Short problem
Copy each line holding the string "this".

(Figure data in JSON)

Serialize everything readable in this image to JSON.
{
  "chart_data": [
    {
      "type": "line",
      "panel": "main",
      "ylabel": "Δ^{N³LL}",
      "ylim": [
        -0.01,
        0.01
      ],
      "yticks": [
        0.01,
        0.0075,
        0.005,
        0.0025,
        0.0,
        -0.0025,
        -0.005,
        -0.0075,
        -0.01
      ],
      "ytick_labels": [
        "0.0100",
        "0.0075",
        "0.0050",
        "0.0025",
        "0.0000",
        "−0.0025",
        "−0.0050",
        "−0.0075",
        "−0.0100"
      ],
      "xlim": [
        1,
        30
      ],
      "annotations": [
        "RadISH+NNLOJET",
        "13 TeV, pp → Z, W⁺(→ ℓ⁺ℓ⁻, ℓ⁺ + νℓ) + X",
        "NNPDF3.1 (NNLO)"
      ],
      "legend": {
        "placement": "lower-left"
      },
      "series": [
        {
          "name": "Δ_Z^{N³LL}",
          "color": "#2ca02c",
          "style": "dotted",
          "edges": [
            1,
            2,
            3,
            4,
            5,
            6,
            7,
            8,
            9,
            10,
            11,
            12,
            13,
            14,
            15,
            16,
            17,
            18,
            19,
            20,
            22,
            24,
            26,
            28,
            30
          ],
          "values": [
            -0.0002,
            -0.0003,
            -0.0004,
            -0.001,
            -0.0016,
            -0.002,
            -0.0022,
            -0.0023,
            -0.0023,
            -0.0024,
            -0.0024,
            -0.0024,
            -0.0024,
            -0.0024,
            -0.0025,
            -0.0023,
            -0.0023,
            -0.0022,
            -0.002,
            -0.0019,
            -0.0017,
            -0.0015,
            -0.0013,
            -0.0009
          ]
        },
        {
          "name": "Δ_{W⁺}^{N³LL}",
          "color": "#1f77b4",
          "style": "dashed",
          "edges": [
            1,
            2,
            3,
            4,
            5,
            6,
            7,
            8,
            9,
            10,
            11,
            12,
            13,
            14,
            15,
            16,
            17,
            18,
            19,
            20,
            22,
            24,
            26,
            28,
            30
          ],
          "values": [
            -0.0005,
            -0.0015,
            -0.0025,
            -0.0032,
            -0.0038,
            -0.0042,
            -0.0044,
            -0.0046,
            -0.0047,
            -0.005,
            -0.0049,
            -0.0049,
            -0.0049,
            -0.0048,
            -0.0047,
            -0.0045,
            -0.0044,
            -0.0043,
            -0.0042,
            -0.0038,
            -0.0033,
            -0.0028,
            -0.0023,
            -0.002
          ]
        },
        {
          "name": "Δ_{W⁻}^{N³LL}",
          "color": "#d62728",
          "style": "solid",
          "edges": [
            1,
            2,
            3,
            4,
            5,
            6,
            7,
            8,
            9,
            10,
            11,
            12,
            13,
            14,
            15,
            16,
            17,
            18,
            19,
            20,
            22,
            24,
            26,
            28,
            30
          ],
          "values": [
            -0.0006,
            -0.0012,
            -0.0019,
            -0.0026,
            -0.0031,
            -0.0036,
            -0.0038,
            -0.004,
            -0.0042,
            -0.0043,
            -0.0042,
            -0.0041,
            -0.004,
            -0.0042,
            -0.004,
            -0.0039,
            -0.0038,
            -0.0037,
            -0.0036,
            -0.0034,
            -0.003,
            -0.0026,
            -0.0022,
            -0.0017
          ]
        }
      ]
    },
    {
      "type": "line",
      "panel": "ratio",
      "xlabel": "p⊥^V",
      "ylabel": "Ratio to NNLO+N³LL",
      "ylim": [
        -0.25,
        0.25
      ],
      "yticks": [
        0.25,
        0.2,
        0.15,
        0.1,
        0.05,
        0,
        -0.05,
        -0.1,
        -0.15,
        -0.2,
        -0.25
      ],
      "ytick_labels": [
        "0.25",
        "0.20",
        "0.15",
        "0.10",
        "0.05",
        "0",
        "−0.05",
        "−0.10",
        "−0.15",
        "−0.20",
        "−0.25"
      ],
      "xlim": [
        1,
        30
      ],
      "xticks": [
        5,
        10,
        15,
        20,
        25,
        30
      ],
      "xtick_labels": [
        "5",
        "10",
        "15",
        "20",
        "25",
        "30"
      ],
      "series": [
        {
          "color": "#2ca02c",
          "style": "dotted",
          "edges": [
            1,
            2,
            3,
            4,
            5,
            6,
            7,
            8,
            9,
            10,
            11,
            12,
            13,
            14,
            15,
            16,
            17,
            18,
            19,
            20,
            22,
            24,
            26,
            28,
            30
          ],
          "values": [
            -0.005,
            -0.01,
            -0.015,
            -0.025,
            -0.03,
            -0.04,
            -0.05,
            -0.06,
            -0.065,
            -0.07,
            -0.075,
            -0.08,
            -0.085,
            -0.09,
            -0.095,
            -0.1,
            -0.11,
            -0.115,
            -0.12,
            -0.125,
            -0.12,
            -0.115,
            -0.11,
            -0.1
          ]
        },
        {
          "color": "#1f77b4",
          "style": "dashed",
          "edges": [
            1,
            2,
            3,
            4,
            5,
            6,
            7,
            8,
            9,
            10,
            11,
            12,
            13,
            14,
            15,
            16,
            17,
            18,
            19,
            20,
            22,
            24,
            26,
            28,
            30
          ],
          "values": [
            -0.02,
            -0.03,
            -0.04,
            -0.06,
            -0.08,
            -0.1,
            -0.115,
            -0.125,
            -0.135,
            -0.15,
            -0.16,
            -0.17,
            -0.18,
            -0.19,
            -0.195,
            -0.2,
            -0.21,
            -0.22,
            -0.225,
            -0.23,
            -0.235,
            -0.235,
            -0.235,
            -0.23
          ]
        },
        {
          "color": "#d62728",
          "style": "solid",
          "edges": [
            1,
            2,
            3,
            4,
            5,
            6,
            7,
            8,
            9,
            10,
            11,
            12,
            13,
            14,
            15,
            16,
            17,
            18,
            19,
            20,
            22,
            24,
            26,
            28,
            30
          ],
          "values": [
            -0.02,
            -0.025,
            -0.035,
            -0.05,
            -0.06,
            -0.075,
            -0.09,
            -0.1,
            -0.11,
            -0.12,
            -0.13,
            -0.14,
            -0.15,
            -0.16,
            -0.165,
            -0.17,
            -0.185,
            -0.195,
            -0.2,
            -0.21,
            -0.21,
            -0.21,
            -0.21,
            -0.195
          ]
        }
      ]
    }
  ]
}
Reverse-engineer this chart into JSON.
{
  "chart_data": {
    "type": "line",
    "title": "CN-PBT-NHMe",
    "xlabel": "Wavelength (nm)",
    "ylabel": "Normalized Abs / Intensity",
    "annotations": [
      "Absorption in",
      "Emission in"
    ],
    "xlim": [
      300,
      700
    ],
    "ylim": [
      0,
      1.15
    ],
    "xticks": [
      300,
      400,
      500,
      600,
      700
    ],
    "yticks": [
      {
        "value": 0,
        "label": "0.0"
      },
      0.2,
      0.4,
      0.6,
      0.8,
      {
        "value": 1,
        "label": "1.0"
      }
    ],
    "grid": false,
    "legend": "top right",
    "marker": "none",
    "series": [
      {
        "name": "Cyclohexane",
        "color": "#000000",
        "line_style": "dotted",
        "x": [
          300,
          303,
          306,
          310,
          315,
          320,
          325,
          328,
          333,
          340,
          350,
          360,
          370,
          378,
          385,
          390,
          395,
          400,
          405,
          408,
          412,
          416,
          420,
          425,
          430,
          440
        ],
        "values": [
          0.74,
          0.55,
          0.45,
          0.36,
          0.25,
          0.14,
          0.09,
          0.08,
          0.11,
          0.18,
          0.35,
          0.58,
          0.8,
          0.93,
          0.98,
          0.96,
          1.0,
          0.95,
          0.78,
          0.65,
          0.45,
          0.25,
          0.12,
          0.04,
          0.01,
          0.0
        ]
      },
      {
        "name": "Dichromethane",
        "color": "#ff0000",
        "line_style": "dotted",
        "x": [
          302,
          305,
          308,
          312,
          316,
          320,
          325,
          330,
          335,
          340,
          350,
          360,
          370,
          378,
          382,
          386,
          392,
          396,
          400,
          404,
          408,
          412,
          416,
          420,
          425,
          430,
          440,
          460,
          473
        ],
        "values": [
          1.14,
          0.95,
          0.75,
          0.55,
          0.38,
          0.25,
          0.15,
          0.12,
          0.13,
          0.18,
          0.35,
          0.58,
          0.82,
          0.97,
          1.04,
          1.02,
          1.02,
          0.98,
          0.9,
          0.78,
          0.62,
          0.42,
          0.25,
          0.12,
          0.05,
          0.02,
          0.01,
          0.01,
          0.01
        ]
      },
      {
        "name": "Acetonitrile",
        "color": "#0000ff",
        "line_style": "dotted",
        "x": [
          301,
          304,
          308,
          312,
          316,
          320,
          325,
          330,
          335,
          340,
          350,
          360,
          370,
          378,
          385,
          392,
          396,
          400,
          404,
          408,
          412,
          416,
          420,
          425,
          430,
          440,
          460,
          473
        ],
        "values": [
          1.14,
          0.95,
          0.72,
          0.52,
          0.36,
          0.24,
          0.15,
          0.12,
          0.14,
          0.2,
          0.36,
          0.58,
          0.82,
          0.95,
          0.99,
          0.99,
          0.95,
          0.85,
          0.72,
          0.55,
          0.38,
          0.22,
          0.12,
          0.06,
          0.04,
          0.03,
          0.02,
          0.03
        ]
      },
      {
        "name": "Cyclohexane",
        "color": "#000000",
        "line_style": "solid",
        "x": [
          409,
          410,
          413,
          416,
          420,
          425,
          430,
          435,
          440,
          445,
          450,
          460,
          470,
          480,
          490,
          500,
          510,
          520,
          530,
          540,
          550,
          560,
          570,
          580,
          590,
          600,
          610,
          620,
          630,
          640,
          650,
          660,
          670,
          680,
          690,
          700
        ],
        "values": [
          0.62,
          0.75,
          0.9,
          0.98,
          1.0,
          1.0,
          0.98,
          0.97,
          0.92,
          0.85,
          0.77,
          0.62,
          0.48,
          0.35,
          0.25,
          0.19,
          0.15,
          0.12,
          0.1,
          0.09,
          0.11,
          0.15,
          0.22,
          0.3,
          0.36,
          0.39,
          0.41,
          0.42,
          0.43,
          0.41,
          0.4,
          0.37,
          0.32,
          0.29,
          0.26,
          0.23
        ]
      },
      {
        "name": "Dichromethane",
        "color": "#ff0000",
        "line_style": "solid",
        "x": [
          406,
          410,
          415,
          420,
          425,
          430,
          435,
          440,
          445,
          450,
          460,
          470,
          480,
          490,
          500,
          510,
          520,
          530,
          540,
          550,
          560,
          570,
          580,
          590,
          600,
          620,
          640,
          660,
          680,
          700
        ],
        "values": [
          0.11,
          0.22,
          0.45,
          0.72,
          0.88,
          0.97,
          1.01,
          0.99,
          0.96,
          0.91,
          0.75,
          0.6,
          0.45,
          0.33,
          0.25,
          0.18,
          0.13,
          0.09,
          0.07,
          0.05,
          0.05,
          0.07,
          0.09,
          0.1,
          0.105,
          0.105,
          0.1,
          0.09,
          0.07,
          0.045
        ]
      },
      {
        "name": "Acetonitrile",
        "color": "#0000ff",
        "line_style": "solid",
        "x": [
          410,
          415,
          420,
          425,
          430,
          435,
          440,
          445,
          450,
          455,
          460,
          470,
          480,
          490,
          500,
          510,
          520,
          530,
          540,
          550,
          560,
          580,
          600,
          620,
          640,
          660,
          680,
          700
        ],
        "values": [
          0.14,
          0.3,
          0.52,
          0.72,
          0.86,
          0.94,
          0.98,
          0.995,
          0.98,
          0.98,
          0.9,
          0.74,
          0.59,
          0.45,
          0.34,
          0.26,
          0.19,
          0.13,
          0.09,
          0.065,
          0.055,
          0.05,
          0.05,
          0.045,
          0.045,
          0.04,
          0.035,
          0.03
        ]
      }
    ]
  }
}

Task response
Serialize everything readable in this image to JSON.
Reverse-engineer this chart into JSON.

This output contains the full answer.